(Written task): Copy every line of the data in which the word "призначення" occurs.

(Stored records):
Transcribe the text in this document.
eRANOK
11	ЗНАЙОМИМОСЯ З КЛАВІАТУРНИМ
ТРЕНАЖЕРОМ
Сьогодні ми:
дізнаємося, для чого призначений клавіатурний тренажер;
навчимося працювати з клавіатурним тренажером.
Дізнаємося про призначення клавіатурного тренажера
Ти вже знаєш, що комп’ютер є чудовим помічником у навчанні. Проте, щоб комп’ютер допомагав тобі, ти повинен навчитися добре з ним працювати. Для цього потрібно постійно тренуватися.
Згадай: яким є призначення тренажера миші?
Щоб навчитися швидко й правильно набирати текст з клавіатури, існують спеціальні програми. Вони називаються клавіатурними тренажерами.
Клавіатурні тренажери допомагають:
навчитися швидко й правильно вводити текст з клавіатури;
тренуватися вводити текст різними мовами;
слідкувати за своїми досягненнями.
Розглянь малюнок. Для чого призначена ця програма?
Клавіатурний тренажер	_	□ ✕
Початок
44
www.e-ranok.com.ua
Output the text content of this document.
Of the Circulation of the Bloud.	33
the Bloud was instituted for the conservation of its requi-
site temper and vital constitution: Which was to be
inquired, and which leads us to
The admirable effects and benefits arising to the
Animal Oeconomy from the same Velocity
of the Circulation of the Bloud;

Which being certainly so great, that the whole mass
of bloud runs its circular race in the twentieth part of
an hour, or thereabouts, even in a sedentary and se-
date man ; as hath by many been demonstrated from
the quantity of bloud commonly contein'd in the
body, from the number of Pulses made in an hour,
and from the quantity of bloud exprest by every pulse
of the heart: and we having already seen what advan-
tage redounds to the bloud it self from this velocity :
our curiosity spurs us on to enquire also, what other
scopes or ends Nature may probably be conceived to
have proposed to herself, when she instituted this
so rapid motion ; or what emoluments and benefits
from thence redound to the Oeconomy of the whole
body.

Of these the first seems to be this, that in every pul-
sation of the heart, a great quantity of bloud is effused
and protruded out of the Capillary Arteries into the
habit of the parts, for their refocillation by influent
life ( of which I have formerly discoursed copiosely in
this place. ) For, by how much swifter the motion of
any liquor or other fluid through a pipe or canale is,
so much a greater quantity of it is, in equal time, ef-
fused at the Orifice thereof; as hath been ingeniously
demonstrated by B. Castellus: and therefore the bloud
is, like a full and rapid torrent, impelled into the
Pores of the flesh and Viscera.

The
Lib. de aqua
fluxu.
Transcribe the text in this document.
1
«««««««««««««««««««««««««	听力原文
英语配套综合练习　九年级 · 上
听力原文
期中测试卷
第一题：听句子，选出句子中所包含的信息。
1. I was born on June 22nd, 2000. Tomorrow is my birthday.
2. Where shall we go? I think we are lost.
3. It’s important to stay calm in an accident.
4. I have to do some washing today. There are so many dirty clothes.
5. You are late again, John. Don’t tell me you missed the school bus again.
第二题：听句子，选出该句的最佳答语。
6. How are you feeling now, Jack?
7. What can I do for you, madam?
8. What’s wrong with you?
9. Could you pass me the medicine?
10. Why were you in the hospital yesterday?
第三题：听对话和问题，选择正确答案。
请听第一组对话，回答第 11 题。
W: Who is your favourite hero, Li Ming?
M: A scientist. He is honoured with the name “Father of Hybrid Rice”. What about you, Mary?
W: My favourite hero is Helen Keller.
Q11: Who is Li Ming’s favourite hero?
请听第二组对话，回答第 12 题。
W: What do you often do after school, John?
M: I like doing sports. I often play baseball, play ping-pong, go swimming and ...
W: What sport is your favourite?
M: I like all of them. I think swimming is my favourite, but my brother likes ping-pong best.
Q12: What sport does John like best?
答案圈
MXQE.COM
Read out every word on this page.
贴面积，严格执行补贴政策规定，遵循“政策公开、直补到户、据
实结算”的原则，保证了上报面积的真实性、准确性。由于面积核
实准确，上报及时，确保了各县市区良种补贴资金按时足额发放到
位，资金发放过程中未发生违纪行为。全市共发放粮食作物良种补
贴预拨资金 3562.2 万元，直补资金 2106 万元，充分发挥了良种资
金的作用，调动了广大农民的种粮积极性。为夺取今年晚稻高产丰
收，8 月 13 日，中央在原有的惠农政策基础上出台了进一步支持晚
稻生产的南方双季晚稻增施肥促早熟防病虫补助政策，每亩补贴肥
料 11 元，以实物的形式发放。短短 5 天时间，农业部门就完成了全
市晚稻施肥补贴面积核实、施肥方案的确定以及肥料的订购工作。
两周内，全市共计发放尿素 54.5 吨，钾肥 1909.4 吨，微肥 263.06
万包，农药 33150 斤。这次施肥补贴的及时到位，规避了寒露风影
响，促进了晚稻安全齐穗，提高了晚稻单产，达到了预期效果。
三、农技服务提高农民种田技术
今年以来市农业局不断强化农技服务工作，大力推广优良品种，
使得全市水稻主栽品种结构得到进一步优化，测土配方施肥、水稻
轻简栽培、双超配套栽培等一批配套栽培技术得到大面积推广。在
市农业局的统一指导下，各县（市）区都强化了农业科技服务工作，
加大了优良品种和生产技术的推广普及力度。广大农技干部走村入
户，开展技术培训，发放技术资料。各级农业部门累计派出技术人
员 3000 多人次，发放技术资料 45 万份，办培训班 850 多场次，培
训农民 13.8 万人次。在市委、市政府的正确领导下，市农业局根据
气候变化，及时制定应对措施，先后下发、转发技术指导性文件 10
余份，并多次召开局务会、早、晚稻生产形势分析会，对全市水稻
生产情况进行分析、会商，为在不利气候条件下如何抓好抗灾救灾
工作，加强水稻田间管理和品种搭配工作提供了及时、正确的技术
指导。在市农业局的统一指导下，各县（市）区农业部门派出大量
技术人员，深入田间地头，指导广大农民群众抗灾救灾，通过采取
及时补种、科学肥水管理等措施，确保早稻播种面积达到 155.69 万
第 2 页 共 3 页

(Solution):
Дізнаємося про призначення клавіатурного тренажера
Згадай: яким є призначення тренажера миші?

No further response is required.